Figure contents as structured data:
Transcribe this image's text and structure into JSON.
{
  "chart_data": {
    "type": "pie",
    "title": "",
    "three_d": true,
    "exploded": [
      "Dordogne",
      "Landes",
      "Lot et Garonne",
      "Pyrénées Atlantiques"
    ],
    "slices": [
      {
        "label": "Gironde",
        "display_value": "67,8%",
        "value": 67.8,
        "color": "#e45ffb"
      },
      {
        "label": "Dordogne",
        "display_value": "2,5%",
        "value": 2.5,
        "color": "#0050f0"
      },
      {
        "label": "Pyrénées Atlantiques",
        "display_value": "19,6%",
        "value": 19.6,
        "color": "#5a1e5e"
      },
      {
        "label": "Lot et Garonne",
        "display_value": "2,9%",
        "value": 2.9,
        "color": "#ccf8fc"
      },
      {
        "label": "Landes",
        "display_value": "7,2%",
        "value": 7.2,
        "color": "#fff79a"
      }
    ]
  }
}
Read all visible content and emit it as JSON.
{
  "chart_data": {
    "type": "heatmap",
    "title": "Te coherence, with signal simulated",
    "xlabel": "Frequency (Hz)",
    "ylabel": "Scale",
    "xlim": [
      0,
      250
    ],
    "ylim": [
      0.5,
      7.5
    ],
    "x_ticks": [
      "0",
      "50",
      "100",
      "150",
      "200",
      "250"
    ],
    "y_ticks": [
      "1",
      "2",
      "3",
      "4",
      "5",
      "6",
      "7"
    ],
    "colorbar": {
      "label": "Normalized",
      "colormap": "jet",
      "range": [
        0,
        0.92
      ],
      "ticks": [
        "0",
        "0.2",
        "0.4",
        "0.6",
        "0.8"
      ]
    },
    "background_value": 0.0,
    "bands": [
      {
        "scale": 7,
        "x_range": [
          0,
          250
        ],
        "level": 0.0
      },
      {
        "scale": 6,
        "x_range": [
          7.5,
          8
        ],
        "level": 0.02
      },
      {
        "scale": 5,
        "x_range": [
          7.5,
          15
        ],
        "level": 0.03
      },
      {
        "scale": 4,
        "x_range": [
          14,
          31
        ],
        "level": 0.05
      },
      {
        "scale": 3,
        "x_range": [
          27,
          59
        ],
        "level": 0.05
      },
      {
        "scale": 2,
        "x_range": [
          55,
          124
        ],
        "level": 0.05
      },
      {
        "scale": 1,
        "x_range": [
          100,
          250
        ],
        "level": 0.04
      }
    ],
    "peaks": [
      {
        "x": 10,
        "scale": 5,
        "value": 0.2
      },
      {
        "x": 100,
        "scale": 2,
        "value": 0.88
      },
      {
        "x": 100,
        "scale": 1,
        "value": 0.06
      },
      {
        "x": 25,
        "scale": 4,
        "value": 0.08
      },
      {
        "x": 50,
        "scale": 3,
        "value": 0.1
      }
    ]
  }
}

-- PROBLEM TO WORK ON --
Every line in the data that holds "JSON" should be copied out.

-- THE SOLUTION --
Transcribe this image's text and structure into JSON.
Read all visible content and emit it as JSON.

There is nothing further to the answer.